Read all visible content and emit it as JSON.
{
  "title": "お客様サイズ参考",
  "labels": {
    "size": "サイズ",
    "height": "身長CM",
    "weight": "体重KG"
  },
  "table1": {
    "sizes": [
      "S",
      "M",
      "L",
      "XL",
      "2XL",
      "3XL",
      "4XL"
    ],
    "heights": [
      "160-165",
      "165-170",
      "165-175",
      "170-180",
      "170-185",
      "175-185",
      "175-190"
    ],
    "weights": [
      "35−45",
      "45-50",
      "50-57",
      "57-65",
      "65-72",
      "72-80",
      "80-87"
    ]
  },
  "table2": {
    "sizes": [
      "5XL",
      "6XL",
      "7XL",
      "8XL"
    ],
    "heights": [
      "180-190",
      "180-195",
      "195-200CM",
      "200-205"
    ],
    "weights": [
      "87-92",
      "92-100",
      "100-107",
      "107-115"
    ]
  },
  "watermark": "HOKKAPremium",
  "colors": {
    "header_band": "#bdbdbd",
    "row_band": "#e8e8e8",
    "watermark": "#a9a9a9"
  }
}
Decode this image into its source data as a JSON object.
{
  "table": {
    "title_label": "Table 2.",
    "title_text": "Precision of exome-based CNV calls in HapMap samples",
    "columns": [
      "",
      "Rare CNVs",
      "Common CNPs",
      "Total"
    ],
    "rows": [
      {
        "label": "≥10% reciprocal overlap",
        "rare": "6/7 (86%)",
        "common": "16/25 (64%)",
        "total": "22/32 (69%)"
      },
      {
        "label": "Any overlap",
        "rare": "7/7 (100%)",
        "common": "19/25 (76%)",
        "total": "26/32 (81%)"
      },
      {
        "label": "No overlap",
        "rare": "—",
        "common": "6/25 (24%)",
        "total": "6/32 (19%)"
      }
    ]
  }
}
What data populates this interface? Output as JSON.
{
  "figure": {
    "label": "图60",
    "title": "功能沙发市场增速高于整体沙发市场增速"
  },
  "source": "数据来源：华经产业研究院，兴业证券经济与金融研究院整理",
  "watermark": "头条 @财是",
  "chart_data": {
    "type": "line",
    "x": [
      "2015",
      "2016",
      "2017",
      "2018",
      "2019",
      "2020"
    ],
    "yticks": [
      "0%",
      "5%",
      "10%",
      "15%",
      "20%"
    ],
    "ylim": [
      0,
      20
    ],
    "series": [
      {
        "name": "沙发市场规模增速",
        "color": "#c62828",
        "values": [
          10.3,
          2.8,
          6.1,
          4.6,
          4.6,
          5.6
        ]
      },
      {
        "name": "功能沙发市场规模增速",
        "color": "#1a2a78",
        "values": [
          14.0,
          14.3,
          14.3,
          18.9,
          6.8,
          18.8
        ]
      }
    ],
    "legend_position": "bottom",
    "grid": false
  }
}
········
STATED PROBLEM: Find the lines that include the string "watermark", then copy each of them.

RESPONSE FOR THIS EXERCISE:
  "watermark": "HOKKAPremium",
    "watermark": "#a9a9a9"
  "watermark": "头条 @财是",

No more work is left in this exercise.